AIM> Gather from the listing below each line that includes the word "JSON", and copy it.

═════ EXTRACTED RECORDS

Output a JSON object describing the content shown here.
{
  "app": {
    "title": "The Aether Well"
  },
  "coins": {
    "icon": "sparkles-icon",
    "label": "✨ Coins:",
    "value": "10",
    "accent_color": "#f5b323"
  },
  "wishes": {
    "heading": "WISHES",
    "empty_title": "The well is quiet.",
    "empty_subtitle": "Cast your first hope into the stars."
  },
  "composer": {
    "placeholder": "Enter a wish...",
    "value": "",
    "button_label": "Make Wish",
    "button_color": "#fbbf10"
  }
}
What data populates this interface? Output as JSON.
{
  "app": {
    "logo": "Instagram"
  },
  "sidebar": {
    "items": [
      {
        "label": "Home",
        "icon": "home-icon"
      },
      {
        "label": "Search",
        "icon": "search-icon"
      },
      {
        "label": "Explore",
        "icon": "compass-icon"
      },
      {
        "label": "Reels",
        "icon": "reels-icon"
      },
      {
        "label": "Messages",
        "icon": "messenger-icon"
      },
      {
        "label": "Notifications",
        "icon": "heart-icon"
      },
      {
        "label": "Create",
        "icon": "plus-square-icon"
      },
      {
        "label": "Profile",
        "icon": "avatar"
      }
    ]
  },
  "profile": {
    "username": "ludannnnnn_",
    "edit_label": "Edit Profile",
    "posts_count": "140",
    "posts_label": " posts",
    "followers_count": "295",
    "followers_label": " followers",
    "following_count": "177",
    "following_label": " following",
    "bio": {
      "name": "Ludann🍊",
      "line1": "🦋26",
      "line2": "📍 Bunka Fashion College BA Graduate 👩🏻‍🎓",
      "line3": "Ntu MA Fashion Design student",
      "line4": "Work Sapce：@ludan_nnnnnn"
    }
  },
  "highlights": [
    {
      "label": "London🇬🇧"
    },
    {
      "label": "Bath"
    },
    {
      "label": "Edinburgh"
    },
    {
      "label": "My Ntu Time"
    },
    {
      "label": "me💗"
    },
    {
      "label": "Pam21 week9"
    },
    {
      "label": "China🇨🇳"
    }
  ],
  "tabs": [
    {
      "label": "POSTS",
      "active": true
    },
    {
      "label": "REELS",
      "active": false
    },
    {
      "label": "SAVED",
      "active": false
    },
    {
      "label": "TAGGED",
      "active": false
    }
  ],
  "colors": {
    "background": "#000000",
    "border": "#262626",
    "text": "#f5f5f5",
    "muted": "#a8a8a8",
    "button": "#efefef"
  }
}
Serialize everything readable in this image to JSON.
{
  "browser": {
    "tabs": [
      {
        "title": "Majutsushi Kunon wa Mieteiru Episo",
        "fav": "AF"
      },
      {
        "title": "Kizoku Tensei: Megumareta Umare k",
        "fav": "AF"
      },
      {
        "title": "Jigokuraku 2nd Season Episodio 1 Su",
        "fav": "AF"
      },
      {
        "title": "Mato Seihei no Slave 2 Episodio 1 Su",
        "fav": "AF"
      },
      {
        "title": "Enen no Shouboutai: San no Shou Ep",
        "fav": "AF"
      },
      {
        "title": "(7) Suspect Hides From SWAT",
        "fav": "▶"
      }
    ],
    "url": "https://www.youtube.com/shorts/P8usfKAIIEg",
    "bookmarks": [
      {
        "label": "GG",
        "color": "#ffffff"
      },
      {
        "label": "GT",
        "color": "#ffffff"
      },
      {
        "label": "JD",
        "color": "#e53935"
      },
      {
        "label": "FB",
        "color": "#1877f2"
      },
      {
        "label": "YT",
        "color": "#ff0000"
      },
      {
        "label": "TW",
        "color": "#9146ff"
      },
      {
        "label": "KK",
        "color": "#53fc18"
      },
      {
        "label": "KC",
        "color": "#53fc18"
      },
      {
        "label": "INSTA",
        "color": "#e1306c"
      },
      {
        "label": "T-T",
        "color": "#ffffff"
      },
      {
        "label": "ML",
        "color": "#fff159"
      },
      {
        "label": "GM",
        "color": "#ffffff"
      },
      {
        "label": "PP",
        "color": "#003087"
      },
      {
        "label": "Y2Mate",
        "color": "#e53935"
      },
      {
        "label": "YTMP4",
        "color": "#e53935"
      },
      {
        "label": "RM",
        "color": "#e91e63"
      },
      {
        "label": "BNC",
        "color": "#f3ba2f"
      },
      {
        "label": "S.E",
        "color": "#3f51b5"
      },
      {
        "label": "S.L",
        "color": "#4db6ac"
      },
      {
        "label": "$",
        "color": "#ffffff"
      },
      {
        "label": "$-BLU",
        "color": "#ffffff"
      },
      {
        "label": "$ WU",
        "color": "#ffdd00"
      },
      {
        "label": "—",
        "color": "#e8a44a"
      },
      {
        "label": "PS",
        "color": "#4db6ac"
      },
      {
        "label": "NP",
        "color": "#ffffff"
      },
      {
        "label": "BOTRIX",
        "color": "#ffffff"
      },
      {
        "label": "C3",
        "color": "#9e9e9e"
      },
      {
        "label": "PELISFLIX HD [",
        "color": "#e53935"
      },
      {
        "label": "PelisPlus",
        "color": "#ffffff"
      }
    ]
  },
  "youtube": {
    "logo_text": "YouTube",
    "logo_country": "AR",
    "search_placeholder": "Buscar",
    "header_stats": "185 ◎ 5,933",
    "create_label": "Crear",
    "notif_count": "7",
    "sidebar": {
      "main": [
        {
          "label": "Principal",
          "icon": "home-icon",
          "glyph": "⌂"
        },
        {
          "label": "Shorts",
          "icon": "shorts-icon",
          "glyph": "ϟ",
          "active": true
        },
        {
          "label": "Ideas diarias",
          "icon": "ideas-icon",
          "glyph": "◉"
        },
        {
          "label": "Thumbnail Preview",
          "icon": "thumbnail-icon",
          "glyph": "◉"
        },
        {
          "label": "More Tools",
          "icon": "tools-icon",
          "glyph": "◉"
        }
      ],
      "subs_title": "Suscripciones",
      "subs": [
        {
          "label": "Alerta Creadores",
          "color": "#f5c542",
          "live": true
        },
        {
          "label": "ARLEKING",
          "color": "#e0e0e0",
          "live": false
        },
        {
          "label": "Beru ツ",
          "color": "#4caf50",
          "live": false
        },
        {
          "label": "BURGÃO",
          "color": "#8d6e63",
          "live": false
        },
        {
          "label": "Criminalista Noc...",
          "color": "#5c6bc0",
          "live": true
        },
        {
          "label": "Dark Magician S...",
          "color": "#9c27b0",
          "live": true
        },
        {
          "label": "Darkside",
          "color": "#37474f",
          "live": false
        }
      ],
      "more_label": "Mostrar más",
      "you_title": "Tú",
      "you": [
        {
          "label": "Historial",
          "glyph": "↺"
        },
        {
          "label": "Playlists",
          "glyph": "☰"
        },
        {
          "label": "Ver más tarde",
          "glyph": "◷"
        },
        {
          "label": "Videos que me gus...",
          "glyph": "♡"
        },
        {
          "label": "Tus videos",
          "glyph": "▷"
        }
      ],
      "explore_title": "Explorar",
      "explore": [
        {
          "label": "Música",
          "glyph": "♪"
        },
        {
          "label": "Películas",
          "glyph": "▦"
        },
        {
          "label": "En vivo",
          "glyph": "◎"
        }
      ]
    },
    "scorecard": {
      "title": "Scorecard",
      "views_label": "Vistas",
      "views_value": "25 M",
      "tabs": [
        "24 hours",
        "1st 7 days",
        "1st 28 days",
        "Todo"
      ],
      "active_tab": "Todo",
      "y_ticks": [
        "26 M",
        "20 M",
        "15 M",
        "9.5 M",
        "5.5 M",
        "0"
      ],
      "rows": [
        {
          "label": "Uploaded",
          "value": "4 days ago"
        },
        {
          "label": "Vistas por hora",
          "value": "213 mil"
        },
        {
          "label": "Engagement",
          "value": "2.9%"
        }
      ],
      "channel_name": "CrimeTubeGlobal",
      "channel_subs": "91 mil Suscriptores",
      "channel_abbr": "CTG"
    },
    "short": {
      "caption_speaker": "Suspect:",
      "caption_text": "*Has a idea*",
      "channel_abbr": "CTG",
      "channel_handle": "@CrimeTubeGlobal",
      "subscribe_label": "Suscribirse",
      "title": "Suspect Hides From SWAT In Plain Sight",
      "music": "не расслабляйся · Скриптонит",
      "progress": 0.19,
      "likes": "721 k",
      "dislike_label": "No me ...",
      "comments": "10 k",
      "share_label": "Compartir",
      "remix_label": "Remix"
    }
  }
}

══════════

COMPLETE RESPONSE>
Output a JSON object describing the content shown here.
What data populates this interface? Output as JSON.
Serialize everything readable in this image to JSON.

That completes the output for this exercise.